SET EXERCISE: Without the pictures, set down every line of the data exactly.

TASK INPUT:
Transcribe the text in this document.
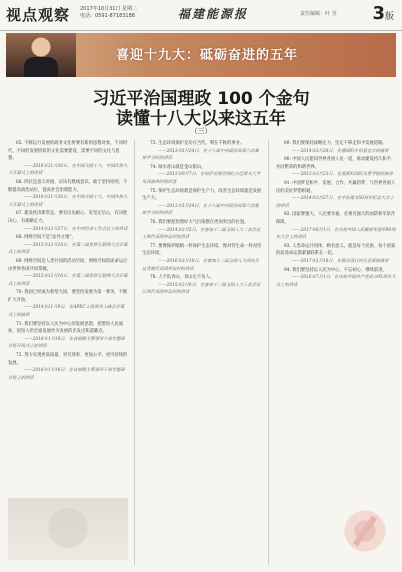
视点观察 2017年10月31日 星期二
电话：0591-87183188	福建能源报	责任编辑：叶 莹 3版
喜迎十九大：砥砺奋进的五年
习近平治国理政 100 个金句
读懂十八大以来这五年
（三）

65. 不断运行发展的政务文化将要有新的思想对象，不同时代、不同的发展阶段的文化需要建设，需要不同的文化与思想。
——2016年11月30日，在中国文联十大、中国作协九大开幕式上的讲话

66. 四位是意义对接，应该有底线意识，敢于坚持原则，不断提高政治站位，提高社会治理能力。
——2016年11月30日，在中国文联十大、中国作协九大开幕式上的讲话

67. 建设经济新常态，要有历史耐心，有坚定信心，有决胜决心，有战略定力。
——2014年12月27日，在中央经济工作会议上的讲话

68. 网络空间不是“法外之地”。
——2015年12月16日，在第二届世界互联网大会开幕式上的讲话

69. 网络空间是人类共同的活动空间，网络空间前途命运应由世界各国共同掌握。
——2015年12月16日，在第二届世界互联网大会开幕式上的讲话

70. 我国已经成为新型大国，要坚持发展为第一要务，不断扩大开放。
——2014年11月9日，在APEC工商领导人峰会开幕式上的演讲

71. 我们要坚持以人民为中心的发展思想，把增进人民福祉、促进人的全面发展作为发展的出发点和落脚点。
——2016年1月18日，在省部级主要领导干部专题研讨班开班式上的讲话

72. 努力实现更高质量、更有效率、更加公平、更可持续的发展。
——2016年1月18日，在省部级主要领导干部专题研讨班上的讲话

73. 生态环境保护是功在当代、利在千秋的事业。
——2013年5月24日，在十八届中央政治局第六次集体学习时的讲话

74. 绿水青山就是金山银山。
——2013年9月7日，在哈萨克斯坦纳扎尔巴耶夫大学发表演讲时的回答

75. 保护生态环境就是保护生产力，改善生态环境就是发展生产力。
——2013年5月24日，在十八届中央政治局第六次集体学习时的讲话

76. 我们要把治理好大气污染摆在更加突出的位置。
——2014年3月5日，在参加十二届全国人大二次会议上海代表团审议时的讲话

77. 要像保护眼睛一样保护生态环境，像对待生命一样对待生态环境。
——2016年3月10日，在参加十二届全国人大四次会议青海代表团审议时的讲话

78. 人不负青山，青山定不负人。
——2015年3月6日，在参加十二届全国人大三次会议江西代表团审议时的讲话

89. 我们要保持战略定力，坚定不移走和平发展道路。
——2014年3月28日，在德国科尔伯基金会的演讲

90. 中国人民愿同世界各国人民一道，推动建设持久和平、共同繁荣的和谐世界。
——2013年3月23日，在莫斯科国际关系学院的演讲

91. 中国梦是和平、发展、合作、共赢的梦，与世界各国人民的美好梦想相通。
——2014年3月27日，在中法建交50周年纪念大会上的讲话

92. 国家要强大，人民要幸福，必须有强大的国防和军队作保障。
——2017年8月1日，在庆祝中国人民解放军建军90周年大会上的讲话

93. 人类命运共同体，顾名思义，就是每个民族、每个国家的前途命运都紧紧联系在一起。
——2017年1月18日，在联合国日内瓦总部的演讲

94. 我们要坚持以人民为中心，不忘初心、继续前进。
——2016年7月1日，在庆祝中国共产党成立95周年大会上的讲话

WORKED ANSWER:
Transcribe the text in this document.
视点观察 2017年10月31日 星期二
电话：0591-87183188	福建能源报	责任编辑：叶 莹 3版
喜迎十九大：砥砺奋进的五年
习近平治国理政 100 个金句
读懂十八大以来这五年
（三）

65. 不断运行发展的政务文化将要有新的思想对象，不同时代、不同的发展阶段的文化需要建设，需要不同的文化与思想。
——2016年11月30日，在中国文联十大、中国作协九大开幕式上的讲话

66. 四位是意义对接，应该有底线意识，敢于坚持原则，不断提高政治站位，提高社会治理能力。
——2016年11月30日，在中国文联十大、中国作协九大开幕式上的讲话

67. 建设经济新常态，要有历史耐心，有坚定信心，有决胜决心，有战略定力。
——2014年12月27日，在中央经济工作会议上的讲话

68. 网络空间不是“法外之地”。
——2015年12月16日，在第二届世界互联网大会开幕式上的讲话

69. 网络空间是人类共同的活动空间，网络空间前途命运应由世界各国共同掌握。
——2015年12月16日，在第二届世界互联网大会开幕式上的讲话

70. 我国已经成为新型大国，要坚持发展为第一要务，不断扩大开放。
——2014年11月9日，在APEC工商领导人峰会开幕式上的演讲

71. 我们要坚持以人民为中心的发展思想，把增进人民福祉、促进人的全面发展作为发展的出发点和落脚点。
——2016年1月18日，在省部级主要领导干部专题研讨班开班式上的讲话

72. 努力实现更高质量、更有效率、更加公平、更可持续的发展。
——2016年1月18日，在省部级主要领导干部专题研讨班上的讲话

73. 生态环境保护是功在当代、利在千秋的事业。
——2013年5月24日，在十八届中央政治局第六次集体学习时的讲话

74. 绿水青山就是金山银山。
——2013年9月7日，在哈萨克斯坦纳扎尔巴耶夫大学发表演讲时的回答

75. 保护生态环境就是保护生产力，改善生态环境就是发展生产力。
——2013年5月24日，在十八届中央政治局第六次集体学习时的讲话

76. 我们要把治理好大气污染摆在更加突出的位置。
——2014年3月5日，在参加十二届全国人大二次会议上海代表团审议时的讲话

77. 要像保护眼睛一样保护生态环境，像对待生命一样对待生态环境。
——2016年3月10日，在参加十二届全国人大四次会议青海代表团审议时的讲话

78. 人不负青山，青山定不负人。
——2015年3月6日，在参加十二届全国人大三次会议江西代表团审议时的讲话

89. 我们要保持战略定力，坚定不移走和平发展道路。
——2014年3月28日，在德国科尔伯基金会的演讲

90. 中国人民愿同世界各国人民一道，推动建设持久和平、共同繁荣的和谐世界。
——2013年3月23日，在莫斯科国际关系学院的演讲

91. 中国梦是和平、发展、合作、共赢的梦，与世界各国人民的美好梦想相通。
——2014年3月27日，在中法建交50周年纪念大会上的讲话

92. 国家要强大，人民要幸福，必须有强大的国防和军队作保障。
——2017年8月1日，在庆祝中国人民解放军建军90周年大会上的讲话

93. 人类命运共同体，顾名思义，就是每个民族、每个国家的前途命运都紧紧联系在一起。
——2017年1月18日，在联合国日内瓦总部的演讲

94. 我们要坚持以人民为中心，不忘初心、继续前进。
——2016年7月1日，在庆祝中国共产党成立95周年大会上的讲话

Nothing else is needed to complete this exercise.